** start **
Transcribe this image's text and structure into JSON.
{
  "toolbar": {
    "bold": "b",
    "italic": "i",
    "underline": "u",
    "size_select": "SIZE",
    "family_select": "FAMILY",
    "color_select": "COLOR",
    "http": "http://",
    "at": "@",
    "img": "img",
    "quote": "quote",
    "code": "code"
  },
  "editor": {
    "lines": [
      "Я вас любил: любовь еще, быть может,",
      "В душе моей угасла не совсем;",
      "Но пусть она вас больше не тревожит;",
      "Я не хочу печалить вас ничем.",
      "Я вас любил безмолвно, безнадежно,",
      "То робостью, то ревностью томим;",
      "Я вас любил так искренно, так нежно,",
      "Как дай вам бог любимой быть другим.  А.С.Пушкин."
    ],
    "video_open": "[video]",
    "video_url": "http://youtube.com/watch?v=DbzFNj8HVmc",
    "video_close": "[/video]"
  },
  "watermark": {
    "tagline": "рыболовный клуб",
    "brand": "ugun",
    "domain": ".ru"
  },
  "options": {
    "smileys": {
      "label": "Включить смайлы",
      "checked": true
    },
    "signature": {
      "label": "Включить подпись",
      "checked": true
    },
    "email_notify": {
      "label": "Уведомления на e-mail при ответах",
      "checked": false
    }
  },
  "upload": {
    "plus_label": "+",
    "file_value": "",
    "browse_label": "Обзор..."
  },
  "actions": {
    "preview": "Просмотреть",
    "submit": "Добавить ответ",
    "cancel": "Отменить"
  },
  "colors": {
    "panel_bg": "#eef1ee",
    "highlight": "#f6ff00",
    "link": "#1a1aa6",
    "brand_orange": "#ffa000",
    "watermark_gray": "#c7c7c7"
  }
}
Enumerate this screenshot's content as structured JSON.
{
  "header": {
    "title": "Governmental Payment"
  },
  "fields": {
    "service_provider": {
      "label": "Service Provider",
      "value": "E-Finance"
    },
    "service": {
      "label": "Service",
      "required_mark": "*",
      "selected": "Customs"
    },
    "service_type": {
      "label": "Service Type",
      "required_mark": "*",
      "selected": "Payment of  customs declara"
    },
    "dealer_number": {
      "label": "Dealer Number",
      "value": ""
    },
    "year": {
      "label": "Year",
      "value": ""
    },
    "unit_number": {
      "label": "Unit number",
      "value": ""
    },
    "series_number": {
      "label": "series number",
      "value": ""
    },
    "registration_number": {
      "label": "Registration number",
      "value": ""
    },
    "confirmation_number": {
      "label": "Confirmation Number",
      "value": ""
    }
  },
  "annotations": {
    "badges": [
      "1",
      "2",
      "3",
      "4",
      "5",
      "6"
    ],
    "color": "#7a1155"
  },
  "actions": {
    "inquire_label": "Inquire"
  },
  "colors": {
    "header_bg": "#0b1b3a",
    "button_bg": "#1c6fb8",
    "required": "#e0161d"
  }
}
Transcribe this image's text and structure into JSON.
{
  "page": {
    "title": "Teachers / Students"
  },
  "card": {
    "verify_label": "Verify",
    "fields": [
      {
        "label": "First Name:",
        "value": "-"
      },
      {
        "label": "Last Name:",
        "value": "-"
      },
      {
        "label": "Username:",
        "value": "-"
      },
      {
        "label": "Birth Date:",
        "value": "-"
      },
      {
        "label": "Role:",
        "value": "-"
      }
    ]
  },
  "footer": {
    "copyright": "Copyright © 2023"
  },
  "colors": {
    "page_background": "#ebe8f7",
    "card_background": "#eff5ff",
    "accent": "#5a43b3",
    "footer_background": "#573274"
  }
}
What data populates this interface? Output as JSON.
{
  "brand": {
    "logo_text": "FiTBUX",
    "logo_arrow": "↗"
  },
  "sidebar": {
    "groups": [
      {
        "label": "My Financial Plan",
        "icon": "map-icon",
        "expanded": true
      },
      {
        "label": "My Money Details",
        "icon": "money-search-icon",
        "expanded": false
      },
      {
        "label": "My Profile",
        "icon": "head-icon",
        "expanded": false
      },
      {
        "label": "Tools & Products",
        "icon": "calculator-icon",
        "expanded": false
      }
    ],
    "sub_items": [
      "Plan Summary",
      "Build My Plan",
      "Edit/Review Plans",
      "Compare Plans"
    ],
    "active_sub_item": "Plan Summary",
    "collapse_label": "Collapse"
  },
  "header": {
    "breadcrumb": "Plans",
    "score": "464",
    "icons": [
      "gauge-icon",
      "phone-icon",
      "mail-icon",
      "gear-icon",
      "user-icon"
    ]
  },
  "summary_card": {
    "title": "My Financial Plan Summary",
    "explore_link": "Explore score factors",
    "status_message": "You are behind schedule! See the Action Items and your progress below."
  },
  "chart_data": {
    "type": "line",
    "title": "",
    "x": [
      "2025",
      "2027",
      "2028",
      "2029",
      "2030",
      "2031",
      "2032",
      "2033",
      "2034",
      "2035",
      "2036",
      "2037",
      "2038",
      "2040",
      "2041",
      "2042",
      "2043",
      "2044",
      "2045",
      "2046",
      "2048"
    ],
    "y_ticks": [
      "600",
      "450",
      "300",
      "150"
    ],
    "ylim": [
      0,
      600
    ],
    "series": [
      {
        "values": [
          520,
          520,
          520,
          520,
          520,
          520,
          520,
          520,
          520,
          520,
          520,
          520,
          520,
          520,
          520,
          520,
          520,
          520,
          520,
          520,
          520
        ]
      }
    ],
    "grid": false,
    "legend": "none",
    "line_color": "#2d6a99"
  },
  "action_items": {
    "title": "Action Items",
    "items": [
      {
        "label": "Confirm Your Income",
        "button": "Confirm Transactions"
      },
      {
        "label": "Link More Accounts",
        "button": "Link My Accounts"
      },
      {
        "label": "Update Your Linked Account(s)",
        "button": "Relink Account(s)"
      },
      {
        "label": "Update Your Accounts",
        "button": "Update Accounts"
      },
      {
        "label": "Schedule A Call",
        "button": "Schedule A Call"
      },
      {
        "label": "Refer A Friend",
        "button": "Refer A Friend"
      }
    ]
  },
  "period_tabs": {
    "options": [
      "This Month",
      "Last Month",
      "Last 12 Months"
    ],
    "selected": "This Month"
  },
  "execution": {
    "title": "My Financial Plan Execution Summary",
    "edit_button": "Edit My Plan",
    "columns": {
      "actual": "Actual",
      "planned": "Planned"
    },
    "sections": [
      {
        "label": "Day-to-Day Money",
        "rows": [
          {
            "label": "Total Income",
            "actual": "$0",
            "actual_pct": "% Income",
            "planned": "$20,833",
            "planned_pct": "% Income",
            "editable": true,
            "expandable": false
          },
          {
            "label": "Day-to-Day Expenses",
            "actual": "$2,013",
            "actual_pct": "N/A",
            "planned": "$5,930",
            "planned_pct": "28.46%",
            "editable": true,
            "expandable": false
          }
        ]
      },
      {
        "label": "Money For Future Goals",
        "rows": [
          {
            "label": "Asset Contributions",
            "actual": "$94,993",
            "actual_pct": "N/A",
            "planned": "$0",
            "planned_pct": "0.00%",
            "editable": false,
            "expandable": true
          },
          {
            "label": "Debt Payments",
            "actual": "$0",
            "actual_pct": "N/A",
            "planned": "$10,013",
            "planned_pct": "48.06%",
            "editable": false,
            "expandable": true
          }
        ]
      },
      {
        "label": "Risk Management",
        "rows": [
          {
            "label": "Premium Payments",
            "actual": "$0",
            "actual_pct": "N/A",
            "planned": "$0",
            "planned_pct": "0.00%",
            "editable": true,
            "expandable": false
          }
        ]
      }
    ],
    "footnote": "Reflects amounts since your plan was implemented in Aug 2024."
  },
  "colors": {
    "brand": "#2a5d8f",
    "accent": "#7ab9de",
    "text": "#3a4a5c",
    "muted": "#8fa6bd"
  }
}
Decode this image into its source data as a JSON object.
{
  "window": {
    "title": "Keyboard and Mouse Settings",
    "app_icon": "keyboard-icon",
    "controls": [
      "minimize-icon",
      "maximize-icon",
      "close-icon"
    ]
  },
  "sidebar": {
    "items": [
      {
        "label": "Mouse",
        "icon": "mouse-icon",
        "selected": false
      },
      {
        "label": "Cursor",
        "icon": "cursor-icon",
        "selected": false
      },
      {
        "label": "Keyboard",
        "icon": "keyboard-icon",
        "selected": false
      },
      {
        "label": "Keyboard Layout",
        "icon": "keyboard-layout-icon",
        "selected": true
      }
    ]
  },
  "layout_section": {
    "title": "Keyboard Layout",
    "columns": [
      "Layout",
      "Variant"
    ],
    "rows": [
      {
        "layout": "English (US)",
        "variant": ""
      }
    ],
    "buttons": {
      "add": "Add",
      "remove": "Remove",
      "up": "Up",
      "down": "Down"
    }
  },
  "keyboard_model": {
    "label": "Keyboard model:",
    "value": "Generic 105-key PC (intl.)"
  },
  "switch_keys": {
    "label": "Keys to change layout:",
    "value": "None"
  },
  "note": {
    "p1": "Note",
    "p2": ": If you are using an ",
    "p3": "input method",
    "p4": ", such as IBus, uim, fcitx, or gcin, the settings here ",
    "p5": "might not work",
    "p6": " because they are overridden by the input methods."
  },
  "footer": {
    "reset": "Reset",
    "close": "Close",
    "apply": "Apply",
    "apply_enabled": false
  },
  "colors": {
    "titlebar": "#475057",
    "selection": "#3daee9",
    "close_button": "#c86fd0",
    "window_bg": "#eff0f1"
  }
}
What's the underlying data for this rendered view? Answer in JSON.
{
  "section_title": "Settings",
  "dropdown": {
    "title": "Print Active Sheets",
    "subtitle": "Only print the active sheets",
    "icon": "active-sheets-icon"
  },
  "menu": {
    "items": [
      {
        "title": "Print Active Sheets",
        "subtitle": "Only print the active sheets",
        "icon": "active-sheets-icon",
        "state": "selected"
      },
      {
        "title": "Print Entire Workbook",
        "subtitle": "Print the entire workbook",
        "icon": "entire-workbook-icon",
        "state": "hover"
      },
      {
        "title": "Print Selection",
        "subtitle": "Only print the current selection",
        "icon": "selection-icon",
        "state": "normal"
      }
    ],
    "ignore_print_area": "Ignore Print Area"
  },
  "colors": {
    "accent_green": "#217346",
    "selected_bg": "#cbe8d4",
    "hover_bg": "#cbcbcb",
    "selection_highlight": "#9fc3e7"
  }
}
** end **
- _EXERCISE AIM_:
Copy out every line of the material above that mentions the word "Friend".

- _EXERCISE ANSWER_:
        "label": "Refer A Friend",
        "button": "Refer A Friend"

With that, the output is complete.